Problem to work on:
Find the string "axis" and gather every line that holds it.

Records
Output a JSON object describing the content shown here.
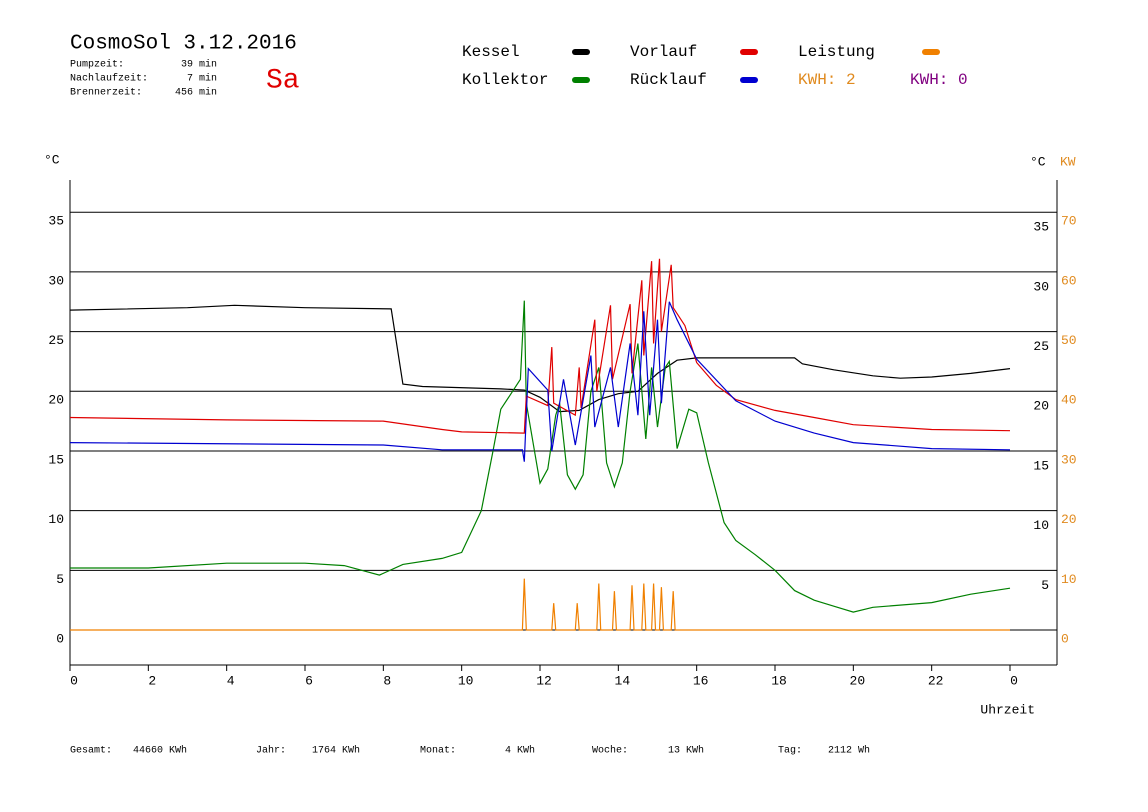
{
  "chart_data": {
    "type": "line",
    "title": "CosmoSol 3.12.2016",
    "weekday": "Sa",
    "stats": [
      {
        "label": "Pumpzeit:",
        "value": "39 min"
      },
      {
        "label": "Nachlaufzeit:",
        "value": "7 min"
      },
      {
        "label": "Brennerzeit:",
        "value": "456 min"
      }
    ],
    "totals": [
      {
        "label": "Gesamt:",
        "value": "44660 KWh"
      },
      {
        "label": "Jahr:",
        "value": "1764 KWh"
      },
      {
        "label": "Monat:",
        "value": "4 KWh"
      },
      {
        "label": "Woche:",
        "value": "13 KWh"
      },
      {
        "label": "Tag:",
        "value": "2112 Wh"
      }
    ],
    "kwh": [
      {
        "text": "KWH: 2",
        "color": "#e08a1e"
      },
      {
        "text": "KWH: 0",
        "color": "#800080"
      }
    ],
    "y_label": "°C",
    "y_right_label": "°C",
    "y2_label": "KW",
    "x_label": "Uhrzeit",
    "xlim": [
      0,
      25.2
    ],
    "xticks": [
      0,
      2,
      4,
      6,
      8,
      10,
      12,
      14,
      16,
      18,
      20,
      22,
      {
        "value": 24,
        "label": "0"
      }
    ],
    "ylim": [
      -2.93,
      37.7
    ],
    "yticks": [
      0,
      5,
      10,
      15,
      20,
      25,
      30,
      35
    ],
    "y_right_ticks": [
      5,
      10,
      15,
      20,
      25,
      30,
      35
    ],
    "y2lim": [
      -5.86,
      75.4
    ],
    "y2ticks": [
      0,
      10,
      20,
      30,
      40,
      50,
      60,
      70
    ],
    "y2_color": "#e08a1e",
    "grid": true,
    "series": [
      {
        "name": "Kessel",
        "color": "#000000",
        "x": [
          0,
          3,
          4.2,
          6,
          8.2,
          8.5,
          9,
          11,
          11.6,
          12,
          12.5,
          13,
          13.5,
          14,
          14.5,
          15,
          15.5,
          16,
          17,
          18.5,
          18.7,
          19.5,
          20.5,
          21.2,
          22,
          23,
          24
        ],
        "values": [
          26.8,
          27.0,
          27.2,
          27.0,
          26.9,
          20.6,
          20.4,
          20.2,
          20.1,
          19.5,
          18.3,
          18.4,
          19.3,
          19.8,
          20.0,
          21.5,
          22.6,
          22.8,
          22.8,
          22.8,
          22.3,
          21.8,
          21.3,
          21.1,
          21.2,
          21.5,
          21.9
        ]
      },
      {
        "name": "Kollektor",
        "color": "#008000",
        "x": [
          0,
          2,
          4,
          6,
          7,
          7.9,
          8.5,
          9.5,
          10,
          10.5,
          10.8,
          11,
          11.3,
          11.5,
          11.6,
          11.65,
          12,
          12.2,
          12.4,
          12.5,
          12.7,
          12.9,
          13.1,
          13.3,
          13.5,
          13.7,
          13.9,
          14.1,
          14.3,
          14.5,
          14.7,
          14.85,
          15,
          15.2,
          15.3,
          15.5,
          15.8,
          16,
          16.3,
          16.7,
          17,
          17.5,
          18,
          18.5,
          19,
          19.5,
          20,
          20.5,
          22,
          23,
          24
        ],
        "values": [
          5.2,
          5.2,
          5.6,
          5.6,
          5.4,
          4.6,
          5.5,
          6.0,
          6.5,
          10.0,
          15.0,
          18.5,
          20.0,
          21.0,
          27.6,
          19.0,
          12.3,
          13.5,
          18.0,
          19.0,
          13.0,
          11.8,
          13.0,
          20.0,
          22.0,
          14.0,
          12.0,
          14.0,
          20.0,
          24.0,
          16.0,
          22.0,
          17.0,
          22.0,
          22.5,
          15.2,
          18.5,
          18.2,
          14.0,
          9.0,
          7.5,
          6.3,
          5.0,
          3.3,
          2.5,
          2.0,
          1.5,
          1.9,
          2.3,
          3.0,
          3.5
        ]
      },
      {
        "name": "Vorlauf",
        "color": "#e00000",
        "x": [
          0,
          4,
          8,
          9.5,
          10,
          11.6,
          11.65,
          12.2,
          12.3,
          12.35,
          12.9,
          13.0,
          13.05,
          13.4,
          13.45,
          13.8,
          13.85,
          14.3,
          14.35,
          14.6,
          14.65,
          14.85,
          14.9,
          15.05,
          15.1,
          15.35,
          15.4,
          15.7,
          16,
          16.5,
          17,
          18,
          19,
          20,
          22,
          24
        ],
        "values": [
          17.8,
          17.6,
          17.5,
          16.8,
          16.6,
          16.5,
          19.6,
          18.8,
          23.7,
          19.0,
          18.0,
          22.0,
          18.6,
          26.0,
          20.0,
          27.2,
          21.0,
          27.3,
          21.5,
          29.3,
          23.0,
          30.9,
          24.0,
          31.1,
          25.0,
          30.6,
          27.0,
          25.5,
          22.4,
          20.5,
          19.3,
          18.4,
          17.8,
          17.2,
          16.8,
          16.7
        ]
      },
      {
        "name": "Rücklauf",
        "color": "#0000d0",
        "x": [
          0,
          8,
          9.5,
          11.55,
          11.6,
          11.7,
          12.2,
          12.3,
          12.6,
          12.9,
          13.3,
          13.4,
          13.8,
          14.0,
          14.3,
          14.5,
          14.65,
          14.8,
          15.0,
          15.1,
          15.3,
          15.5,
          16,
          17,
          18,
          19,
          20,
          22,
          24
        ],
        "values": [
          15.7,
          15.5,
          15.1,
          15.1,
          14.1,
          21.9,
          20.1,
          15.0,
          21.0,
          15.5,
          23.0,
          17.0,
          22.0,
          17.0,
          24.0,
          18.0,
          26.7,
          18.0,
          26.0,
          19.0,
          27.5,
          26.0,
          22.7,
          19.2,
          17.5,
          16.5,
          15.7,
          15.2,
          15.1
        ]
      },
      {
        "name": "Leistung",
        "color": "#f08000",
        "axis": "y2",
        "x": [
          0,
          11.55,
          11.6,
          11.65,
          12.3,
          12.35,
          12.4,
          12.9,
          12.95,
          13,
          13.45,
          13.5,
          13.55,
          13.85,
          13.9,
          13.95,
          14.3,
          14.35,
          14.4,
          14.6,
          14.65,
          14.7,
          14.85,
          14.9,
          14.95,
          15.05,
          15.1,
          15.15,
          15.35,
          15.4,
          15.45,
          24
        ],
        "values": [
          0,
          0,
          8.6,
          0,
          0,
          4.5,
          0,
          0,
          4.5,
          0,
          0,
          7.8,
          0,
          0,
          6.5,
          0,
          0,
          7.5,
          0,
          0,
          7.8,
          0,
          0,
          7.8,
          0,
          0,
          7.2,
          0,
          0,
          6.5,
          0,
          0
        ]
      }
    ]
  }
}
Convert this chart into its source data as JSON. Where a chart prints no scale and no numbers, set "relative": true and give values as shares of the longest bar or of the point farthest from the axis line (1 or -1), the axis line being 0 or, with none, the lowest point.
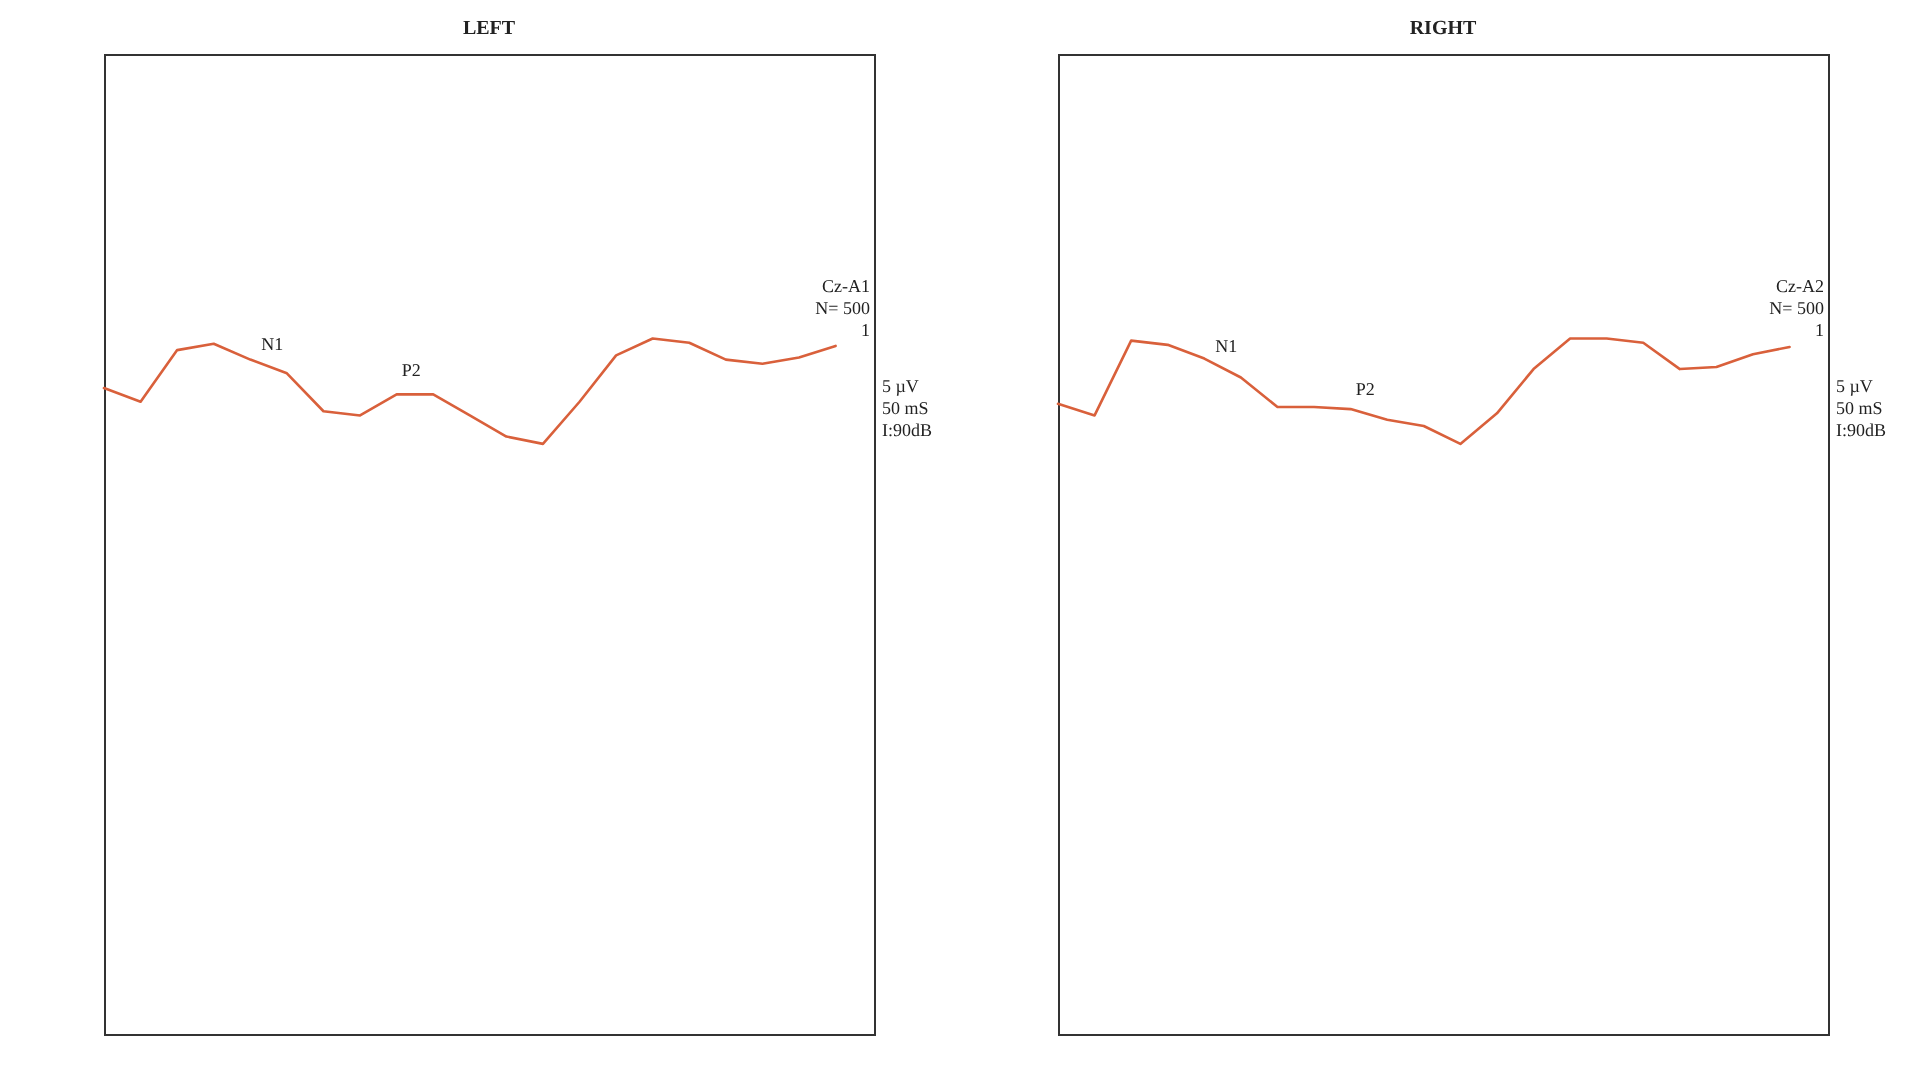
{
  "chart_data": [
    {
      "type": "line",
      "title": "LEFT",
      "relative": true,
      "categories": [
        null,
        null,
        null,
        null,
        null,
        null,
        null,
        null,
        null,
        null,
        null,
        null,
        null,
        null,
        null,
        null,
        null,
        null,
        null,
        null,
        null
      ],
      "series": [
        {
          "color": "#d9603b",
          "values": [
            0.53,
            0.4,
            0.89,
            0.95,
            0.8,
            0.67,
            0.31,
            0.27,
            0.47,
            0.47,
            0.27,
            0.07,
            0,
            0.4,
            0.84,
            1,
            0.96,
            0.8,
            0.76,
            0.82,
            0.93
          ]
        }
      ],
      "annotations": [
        "N1",
        "P2",
        "Cz-A1",
        "N= 500",
        "1",
        "5 µV",
        "50 mS",
        "I:90dB"
      ]
    },
    {
      "type": "line",
      "title": "RIGHT",
      "relative": true,
      "categories": [
        null,
        null,
        null,
        null,
        null,
        null,
        null,
        null,
        null,
        null,
        null,
        null,
        null,
        null,
        null,
        null,
        null,
        null,
        null,
        null,
        null
      ],
      "series": [
        {
          "color": "#d9603b",
          "values": [
            0.38,
            0.27,
            0.98,
            0.94,
            0.81,
            0.63,
            0.35,
            0.35,
            0.33,
            0.23,
            0.17,
            0,
            0.29,
            0.71,
            1,
            1,
            0.96,
            0.71,
            0.73,
            0.85,
            0.92
          ]
        }
      ],
      "annotations": [
        "N1",
        "P2",
        "Cz-A2",
        "N= 500",
        "1",
        "5 µV",
        "50 mS",
        "I:90dB"
      ]
    }
  ]
}
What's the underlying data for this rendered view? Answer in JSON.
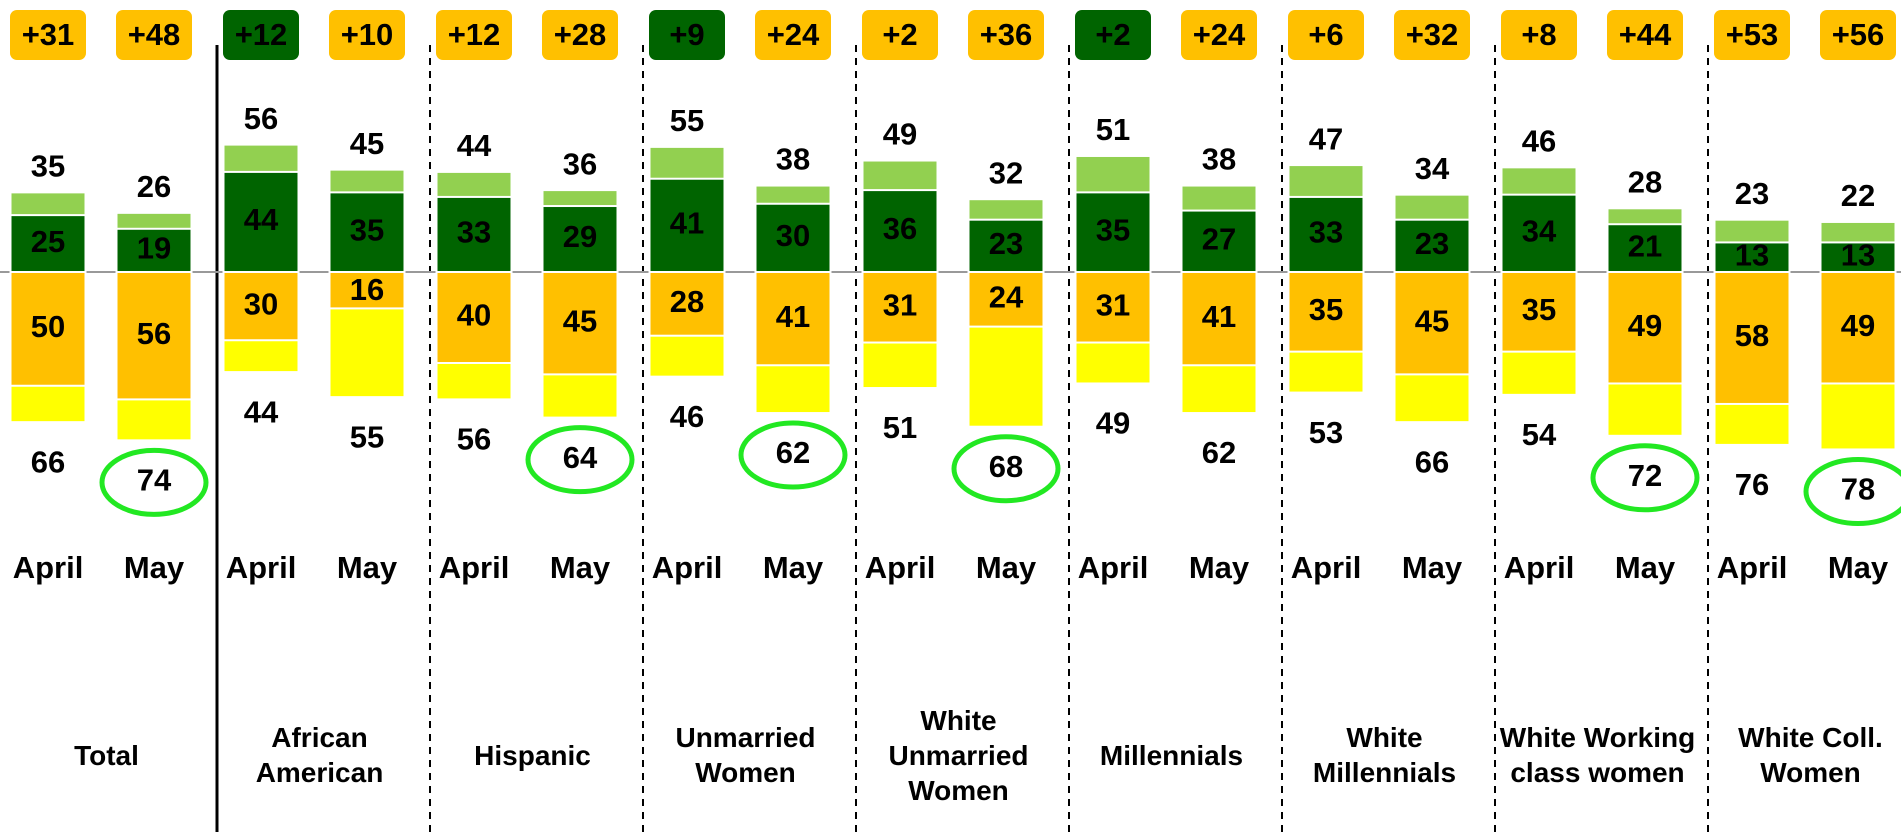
{
  "chart_data": {
    "type": "diverging_bar",
    "groups": [
      "Total",
      "African American",
      "Hispanic",
      "Unmarried Women",
      "White Unmarried Women",
      "Millennials",
      "White Millennials",
      "White Working class women",
      "White Coll. Women"
    ],
    "categories": [
      "April",
      "May",
      "April",
      "May",
      "April",
      "May",
      "April",
      "May",
      "April",
      "May",
      "April",
      "May",
      "April",
      "May",
      "April",
      "May",
      "April",
      "May"
    ],
    "ylim": [
      0,
      80
    ],
    "series": [
      {
        "side": "above",
        "color": "#92d050",
        "values": [
          35,
          26,
          56,
          45,
          44,
          36,
          55,
          38,
          49,
          32,
          51,
          38,
          47,
          34,
          46,
          28,
          23,
          22
        ]
      },
      {
        "side": "above",
        "color": "#006400",
        "values": [
          25,
          19,
          44,
          35,
          33,
          29,
          41,
          30,
          36,
          23,
          35,
          27,
          33,
          23,
          34,
          21,
          13,
          13
        ]
      },
      {
        "side": "below",
        "color": "#ffff00",
        "values": [
          66,
          74,
          44,
          55,
          56,
          64,
          46,
          62,
          51,
          68,
          49,
          62,
          53,
          66,
          54,
          72,
          76,
          78
        ]
      },
      {
        "side": "below",
        "color": "#ffc000",
        "values": [
          50,
          56,
          30,
          16,
          40,
          45,
          28,
          41,
          31,
          24,
          31,
          41,
          35,
          45,
          35,
          49,
          58,
          49
        ]
      }
    ],
    "margins": {
      "values": [
        31,
        48,
        12,
        10,
        12,
        28,
        9,
        24,
        2,
        36,
        2,
        24,
        6,
        32,
        8,
        44,
        53,
        56
      ],
      "value_labels": [
        "+31",
        "+48",
        "+12",
        "+10",
        "+12",
        "+28",
        "+9",
        "+24",
        "+2",
        "+36",
        "+2",
        "+24",
        "+6",
        "+32",
        "+8",
        "+44",
        "+53",
        "+56"
      ],
      "colors": [
        "#ffc000",
        "#ffc000",
        "#006400",
        "#ffc000",
        "#ffc000",
        "#ffc000",
        "#006400",
        "#ffc000",
        "#ffc000",
        "#ffc000",
        "#006400",
        "#ffc000",
        "#ffc000",
        "#ffc000",
        "#ffc000",
        "#ffc000",
        "#ffc000",
        "#ffc000"
      ]
    },
    "highlighted": [
      false,
      true,
      false,
      false,
      false,
      true,
      false,
      true,
      false,
      true,
      false,
      false,
      false,
      false,
      false,
      true,
      false,
      true
    ],
    "highlight_color": "#22e822"
  }
}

Finished answer:
        "axis": "y2",
Convert this chart into its source data as JSON. Where a chart prints no scale and no numbers, set "relative": true and give values as shares of the longest bar or of the point farthest from the axis line (1 or -1), the axis line being 0 or, with none, the lowest point.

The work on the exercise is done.